* **REQUIRED TASK**: Find the line that contains "Read out every word on this page." in the entries below. Output it and each later line exactly, and nothing else.

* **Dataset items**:
● ● ● ● ●

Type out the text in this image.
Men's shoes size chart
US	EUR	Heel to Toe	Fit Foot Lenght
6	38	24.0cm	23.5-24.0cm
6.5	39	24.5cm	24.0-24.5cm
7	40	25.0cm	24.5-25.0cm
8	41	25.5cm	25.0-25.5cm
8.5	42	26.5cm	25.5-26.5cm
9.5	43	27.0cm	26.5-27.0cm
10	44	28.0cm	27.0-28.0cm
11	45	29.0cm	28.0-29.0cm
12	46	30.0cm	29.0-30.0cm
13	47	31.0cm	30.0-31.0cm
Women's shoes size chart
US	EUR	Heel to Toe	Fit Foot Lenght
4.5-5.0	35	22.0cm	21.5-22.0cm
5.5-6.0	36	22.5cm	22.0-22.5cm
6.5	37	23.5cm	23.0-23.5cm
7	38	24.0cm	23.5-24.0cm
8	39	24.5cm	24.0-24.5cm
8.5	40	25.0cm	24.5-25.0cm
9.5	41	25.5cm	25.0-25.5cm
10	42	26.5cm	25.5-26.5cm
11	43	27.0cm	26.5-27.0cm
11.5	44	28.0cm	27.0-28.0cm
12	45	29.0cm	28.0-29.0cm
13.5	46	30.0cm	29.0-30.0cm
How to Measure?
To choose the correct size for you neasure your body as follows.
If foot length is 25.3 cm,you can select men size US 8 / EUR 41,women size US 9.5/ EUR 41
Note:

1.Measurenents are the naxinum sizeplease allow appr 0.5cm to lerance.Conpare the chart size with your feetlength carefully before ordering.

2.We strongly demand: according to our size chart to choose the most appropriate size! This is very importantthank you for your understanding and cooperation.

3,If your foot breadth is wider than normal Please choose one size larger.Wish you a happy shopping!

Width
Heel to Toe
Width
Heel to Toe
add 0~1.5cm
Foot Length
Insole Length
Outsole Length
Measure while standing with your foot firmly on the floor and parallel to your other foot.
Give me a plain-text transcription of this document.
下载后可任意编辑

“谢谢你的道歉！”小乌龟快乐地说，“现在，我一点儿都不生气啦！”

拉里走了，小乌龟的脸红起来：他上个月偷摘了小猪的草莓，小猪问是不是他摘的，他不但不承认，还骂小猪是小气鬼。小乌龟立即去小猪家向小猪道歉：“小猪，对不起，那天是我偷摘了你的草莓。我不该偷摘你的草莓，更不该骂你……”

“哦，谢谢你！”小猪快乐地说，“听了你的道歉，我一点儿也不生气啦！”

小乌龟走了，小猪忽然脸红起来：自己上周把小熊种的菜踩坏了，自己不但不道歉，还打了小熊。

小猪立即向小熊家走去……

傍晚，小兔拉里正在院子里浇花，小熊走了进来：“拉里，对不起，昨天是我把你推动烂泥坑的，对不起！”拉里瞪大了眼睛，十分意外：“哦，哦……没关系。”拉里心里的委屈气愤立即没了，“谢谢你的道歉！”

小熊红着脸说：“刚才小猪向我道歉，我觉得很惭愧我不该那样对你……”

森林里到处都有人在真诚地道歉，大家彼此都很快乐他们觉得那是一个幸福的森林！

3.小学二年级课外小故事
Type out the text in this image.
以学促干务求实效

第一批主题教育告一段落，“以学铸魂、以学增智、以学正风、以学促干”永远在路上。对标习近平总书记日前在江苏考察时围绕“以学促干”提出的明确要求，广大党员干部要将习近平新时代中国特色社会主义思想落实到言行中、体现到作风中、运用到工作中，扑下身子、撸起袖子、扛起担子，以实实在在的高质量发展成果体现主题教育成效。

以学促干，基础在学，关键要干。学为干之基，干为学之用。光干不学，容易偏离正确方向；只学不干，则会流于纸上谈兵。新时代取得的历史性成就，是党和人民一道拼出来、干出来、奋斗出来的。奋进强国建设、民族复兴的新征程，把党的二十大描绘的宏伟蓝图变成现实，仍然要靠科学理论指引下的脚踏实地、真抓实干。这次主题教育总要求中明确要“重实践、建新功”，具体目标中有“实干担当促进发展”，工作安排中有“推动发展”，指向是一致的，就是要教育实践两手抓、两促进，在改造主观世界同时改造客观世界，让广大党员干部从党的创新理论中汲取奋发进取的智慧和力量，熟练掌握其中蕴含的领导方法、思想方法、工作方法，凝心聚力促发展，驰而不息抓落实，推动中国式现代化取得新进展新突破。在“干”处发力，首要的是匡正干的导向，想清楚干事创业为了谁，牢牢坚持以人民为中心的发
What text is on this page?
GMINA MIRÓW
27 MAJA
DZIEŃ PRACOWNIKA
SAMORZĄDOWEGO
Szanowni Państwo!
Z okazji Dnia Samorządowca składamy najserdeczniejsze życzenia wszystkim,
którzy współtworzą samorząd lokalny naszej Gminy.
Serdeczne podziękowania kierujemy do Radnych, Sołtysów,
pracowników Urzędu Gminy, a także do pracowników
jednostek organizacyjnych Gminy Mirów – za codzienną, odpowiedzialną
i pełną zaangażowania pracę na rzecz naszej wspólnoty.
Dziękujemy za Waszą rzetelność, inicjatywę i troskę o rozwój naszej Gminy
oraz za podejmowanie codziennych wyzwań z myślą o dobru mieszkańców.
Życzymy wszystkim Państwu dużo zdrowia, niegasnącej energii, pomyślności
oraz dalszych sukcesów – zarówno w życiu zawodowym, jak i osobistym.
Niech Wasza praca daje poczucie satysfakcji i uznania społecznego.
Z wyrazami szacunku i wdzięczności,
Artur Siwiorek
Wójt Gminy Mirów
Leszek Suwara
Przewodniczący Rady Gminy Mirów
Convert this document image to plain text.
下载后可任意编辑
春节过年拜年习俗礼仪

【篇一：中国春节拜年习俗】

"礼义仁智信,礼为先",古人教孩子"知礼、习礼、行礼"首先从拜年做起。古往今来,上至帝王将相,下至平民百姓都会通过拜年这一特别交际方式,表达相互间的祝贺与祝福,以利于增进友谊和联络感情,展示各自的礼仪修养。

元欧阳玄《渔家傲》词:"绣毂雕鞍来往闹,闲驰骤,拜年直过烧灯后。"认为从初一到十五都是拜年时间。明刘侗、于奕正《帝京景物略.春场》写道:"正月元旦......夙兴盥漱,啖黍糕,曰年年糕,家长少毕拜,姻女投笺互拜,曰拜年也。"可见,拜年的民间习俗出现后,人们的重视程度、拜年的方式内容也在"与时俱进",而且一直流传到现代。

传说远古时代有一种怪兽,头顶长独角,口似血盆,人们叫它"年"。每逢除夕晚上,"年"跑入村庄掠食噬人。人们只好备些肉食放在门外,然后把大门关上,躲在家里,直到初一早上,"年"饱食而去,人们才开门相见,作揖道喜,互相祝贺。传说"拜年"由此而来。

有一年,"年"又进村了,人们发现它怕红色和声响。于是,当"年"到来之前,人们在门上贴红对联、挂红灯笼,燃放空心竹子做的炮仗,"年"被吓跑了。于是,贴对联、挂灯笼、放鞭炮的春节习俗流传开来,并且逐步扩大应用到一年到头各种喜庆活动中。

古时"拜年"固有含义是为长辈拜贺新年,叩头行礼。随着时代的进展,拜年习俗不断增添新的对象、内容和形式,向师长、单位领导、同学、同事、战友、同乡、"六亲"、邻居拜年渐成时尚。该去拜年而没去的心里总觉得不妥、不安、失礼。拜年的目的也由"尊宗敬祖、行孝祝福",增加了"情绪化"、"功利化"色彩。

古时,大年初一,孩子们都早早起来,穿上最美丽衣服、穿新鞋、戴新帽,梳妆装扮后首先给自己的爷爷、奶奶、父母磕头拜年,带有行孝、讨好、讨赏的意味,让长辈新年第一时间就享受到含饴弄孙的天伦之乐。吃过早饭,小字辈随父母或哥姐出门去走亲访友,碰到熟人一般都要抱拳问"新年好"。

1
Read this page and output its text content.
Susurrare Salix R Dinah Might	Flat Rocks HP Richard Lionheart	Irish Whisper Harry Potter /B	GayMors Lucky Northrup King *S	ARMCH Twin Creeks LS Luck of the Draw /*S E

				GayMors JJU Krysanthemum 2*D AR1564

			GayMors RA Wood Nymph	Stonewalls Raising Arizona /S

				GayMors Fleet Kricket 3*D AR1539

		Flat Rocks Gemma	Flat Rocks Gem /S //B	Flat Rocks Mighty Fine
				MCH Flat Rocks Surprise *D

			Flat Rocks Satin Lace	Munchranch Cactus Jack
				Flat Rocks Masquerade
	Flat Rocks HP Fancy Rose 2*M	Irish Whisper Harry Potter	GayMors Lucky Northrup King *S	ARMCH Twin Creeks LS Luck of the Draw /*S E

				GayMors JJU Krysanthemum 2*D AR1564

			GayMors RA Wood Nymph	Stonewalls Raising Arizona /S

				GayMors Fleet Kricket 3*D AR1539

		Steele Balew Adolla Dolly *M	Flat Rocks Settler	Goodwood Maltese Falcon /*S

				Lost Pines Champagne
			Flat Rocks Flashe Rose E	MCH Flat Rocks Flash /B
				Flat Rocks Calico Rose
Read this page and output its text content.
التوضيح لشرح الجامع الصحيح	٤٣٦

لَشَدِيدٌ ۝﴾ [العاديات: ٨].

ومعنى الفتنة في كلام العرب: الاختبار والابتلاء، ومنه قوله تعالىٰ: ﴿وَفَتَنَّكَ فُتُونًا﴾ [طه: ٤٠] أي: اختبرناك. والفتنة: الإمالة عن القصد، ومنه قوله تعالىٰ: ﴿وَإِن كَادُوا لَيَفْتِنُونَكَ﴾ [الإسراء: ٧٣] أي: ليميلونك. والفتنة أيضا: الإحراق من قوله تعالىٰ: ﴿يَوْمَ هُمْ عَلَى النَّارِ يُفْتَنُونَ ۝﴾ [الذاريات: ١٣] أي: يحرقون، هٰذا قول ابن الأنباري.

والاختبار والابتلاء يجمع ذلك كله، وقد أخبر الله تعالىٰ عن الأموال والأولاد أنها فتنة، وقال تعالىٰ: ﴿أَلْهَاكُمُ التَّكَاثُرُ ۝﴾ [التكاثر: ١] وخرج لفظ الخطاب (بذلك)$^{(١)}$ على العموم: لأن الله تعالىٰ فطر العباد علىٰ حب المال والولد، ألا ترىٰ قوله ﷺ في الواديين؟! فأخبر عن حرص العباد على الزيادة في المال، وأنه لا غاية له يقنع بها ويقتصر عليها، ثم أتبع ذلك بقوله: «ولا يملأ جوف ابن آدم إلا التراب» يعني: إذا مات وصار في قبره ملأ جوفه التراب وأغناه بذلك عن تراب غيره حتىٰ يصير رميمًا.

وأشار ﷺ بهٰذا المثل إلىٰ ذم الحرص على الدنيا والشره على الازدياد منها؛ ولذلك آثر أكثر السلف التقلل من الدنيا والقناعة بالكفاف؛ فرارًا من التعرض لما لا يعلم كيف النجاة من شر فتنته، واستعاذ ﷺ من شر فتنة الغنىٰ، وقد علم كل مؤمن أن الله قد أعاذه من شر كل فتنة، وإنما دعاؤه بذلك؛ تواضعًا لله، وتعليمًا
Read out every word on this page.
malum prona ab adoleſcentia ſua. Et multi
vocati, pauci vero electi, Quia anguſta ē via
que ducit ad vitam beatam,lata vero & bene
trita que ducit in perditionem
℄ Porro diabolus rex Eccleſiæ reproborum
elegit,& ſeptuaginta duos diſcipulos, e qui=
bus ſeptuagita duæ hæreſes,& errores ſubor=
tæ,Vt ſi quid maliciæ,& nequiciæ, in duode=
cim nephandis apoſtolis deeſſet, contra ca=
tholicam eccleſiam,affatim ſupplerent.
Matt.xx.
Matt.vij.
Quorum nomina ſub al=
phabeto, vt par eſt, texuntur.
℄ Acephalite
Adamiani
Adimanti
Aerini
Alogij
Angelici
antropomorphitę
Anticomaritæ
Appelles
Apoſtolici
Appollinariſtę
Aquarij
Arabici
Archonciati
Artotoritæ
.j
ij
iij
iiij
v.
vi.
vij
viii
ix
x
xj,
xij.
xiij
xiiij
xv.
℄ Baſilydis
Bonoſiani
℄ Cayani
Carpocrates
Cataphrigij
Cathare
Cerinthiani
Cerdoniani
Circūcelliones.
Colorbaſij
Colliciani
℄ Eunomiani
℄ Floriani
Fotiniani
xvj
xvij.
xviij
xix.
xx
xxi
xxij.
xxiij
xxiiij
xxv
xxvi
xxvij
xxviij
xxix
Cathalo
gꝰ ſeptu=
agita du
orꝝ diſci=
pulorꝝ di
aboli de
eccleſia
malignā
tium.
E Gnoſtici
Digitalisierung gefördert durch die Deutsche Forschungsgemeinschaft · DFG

● ● ● ● ●

* **TASK RESULT**:
Read out every word on this page.
malum prona ab adoleſcentia ſua. Et multi
vocati, pauci vero electi, Quia anguſta ē via
que ducit ad vitam beatam,lata vero & bene
trita que ducit in perditionem
℄ Porro diabolus rex Eccleſiæ reproborum
elegit,& ſeptuaginta duos diſcipulos, e qui=
bus ſeptuagita duæ hæreſes,& errores ſubor=
tæ,Vt ſi quid maliciæ,& nequiciæ, in duode=
cim nephandis apoſtolis deeſſet, contra ca=
tholicam eccleſiam,affatim ſupplerent.
Matt.xx.
Matt.vij.
Quorum nomina ſub al=
phabeto, vt par eſt, texuntur.
℄ Acephalite
Adamiani
Adimanti
Aerini
Alogij
Angelici
antropomorphitę
Anticomaritæ
Appelles
Apoſtolici
Appollinariſtę
Aquarij
Arabici
Archonciati
Artotoritæ
.j
ij
iij
iiij
v.
vi.
vij
viii
ix
x
xj,
xij.
xiij
xiiij
xv.
℄ Baſilydis
Bonoſiani
℄ Cayani
Carpocrates
Cataphrigij
Cathare
Cerinthiani
Cerdoniani
Circūcelliones.
Colorbaſij
Colliciani
℄ Eunomiani
℄ Floriani
Fotiniani
xvj
xvij.
xviij
xix.
xx
xxi
xxij.
xxiij
xxiiij
xxv
xxvi
xxvij
xxviij
xxix
Cathalo
gꝰ ſeptu=
agita du
orꝝ diſci=
pulorꝝ di
aboli de
eccleſia
malignā
tium.
E Gnoſtici
Digitalisierung gefördert durch die Deutsche Forschungsgemeinschaft · DFG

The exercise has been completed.